* [THE EXERCISE]
Pull out each line of the data that includes the word "permite".

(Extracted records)
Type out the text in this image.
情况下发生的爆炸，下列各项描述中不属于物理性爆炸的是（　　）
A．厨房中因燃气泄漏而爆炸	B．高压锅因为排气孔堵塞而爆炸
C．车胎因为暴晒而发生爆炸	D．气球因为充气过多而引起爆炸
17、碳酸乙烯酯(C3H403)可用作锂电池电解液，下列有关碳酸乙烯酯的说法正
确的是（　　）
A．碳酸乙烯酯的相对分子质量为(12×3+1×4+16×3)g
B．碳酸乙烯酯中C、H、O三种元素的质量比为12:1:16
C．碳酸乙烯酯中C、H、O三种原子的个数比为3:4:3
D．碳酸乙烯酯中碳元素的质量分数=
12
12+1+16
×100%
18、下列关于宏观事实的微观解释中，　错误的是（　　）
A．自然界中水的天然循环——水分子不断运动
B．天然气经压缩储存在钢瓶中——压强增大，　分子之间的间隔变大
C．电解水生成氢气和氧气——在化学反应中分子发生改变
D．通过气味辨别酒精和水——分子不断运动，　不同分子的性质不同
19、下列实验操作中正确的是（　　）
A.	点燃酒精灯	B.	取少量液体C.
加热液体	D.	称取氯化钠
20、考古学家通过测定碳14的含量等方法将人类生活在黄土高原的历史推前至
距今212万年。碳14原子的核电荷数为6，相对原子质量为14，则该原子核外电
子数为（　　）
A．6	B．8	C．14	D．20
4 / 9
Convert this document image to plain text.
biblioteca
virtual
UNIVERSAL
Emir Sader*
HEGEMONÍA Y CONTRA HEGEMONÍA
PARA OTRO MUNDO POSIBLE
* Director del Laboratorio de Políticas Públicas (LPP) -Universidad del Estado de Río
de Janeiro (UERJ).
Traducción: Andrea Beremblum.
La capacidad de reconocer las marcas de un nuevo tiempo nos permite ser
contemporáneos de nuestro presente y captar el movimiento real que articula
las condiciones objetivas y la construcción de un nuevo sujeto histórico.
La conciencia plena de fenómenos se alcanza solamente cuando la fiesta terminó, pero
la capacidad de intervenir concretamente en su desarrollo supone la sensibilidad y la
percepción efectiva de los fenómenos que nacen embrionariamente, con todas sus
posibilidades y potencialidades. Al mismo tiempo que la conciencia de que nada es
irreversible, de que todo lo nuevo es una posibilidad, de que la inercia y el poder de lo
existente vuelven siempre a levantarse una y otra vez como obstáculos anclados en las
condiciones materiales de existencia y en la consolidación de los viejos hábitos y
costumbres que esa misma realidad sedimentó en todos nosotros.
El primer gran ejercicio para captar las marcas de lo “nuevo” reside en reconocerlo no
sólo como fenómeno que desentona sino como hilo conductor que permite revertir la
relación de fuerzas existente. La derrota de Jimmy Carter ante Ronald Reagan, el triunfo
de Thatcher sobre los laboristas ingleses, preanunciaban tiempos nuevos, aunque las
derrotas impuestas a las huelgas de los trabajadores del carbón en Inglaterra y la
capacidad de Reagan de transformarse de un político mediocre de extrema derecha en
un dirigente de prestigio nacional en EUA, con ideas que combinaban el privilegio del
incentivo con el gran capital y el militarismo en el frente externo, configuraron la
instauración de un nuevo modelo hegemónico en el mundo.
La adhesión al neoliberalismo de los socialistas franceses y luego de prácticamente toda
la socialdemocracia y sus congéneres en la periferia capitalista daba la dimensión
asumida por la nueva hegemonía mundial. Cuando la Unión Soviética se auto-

* [CORRECT OUTPUT]
La capacidad de reconocer las marcas de un nuevo tiempo nos permite ser
sólo como fenómeno que desentona sino como hilo conductor que permite revertir la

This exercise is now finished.